Structured figure records

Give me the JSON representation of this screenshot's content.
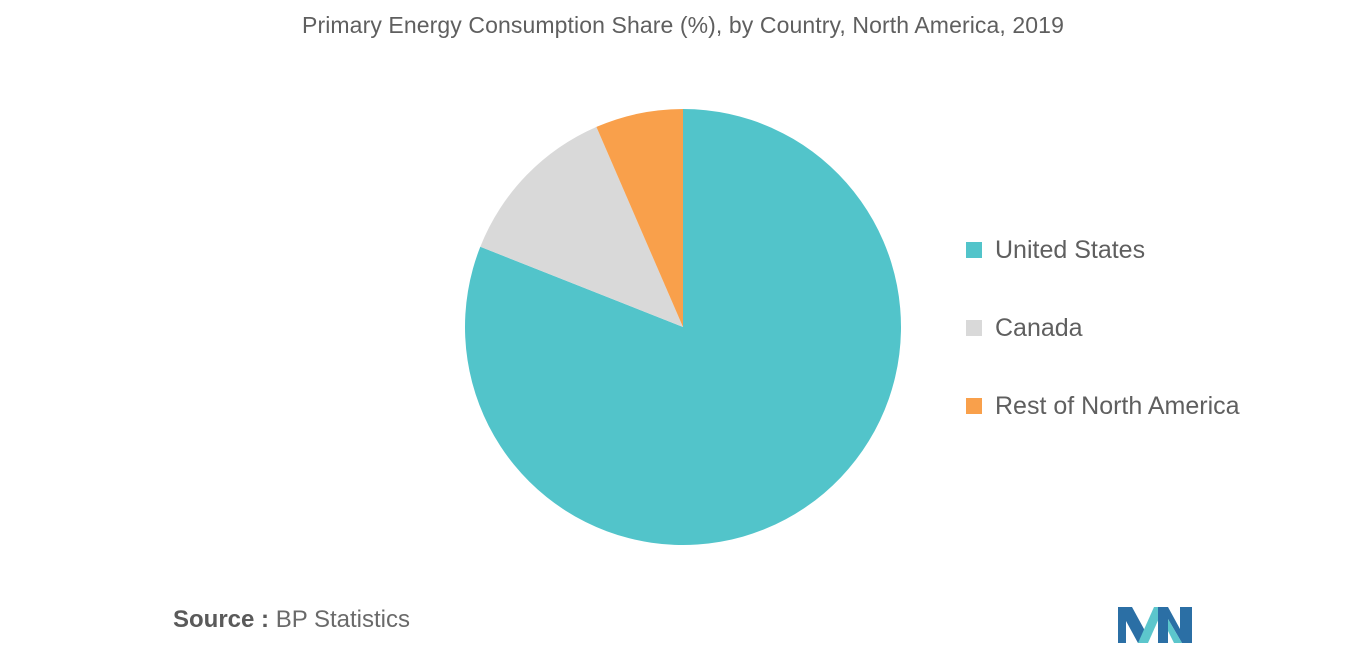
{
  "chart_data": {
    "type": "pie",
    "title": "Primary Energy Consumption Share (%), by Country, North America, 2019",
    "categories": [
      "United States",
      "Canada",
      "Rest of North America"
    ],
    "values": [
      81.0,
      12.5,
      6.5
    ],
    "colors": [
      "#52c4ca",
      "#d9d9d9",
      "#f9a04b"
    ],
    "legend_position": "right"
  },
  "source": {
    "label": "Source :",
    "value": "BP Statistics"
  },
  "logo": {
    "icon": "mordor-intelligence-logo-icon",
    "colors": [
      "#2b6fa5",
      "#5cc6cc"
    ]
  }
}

Stated task
Copy each line above precisely, dropping the pictures.

Output for this exercise
Give me the JSON representation of this screenshot's content.
{
  "chart_data": {
    "type": "pie",
    "title": "Primary Energy Consumption Share (%), by Country, North America, 2019",
    "categories": [
      "United States",
      "Canada",
      "Rest of North America"
    ],
    "values": [
      81.0,
      12.5,
      6.5
    ],
    "colors": [
      "#52c4ca",
      "#d9d9d9",
      "#f9a04b"
    ],
    "legend_position": "right"
  },
  "source": {
    "label": "Source :",
    "value": "BP Statistics"
  },
  "logo": {
    "icon": "mordor-intelligence-logo-icon",
    "colors": [
      "#2b6fa5",
      "#5cc6cc"
    ]
  }
}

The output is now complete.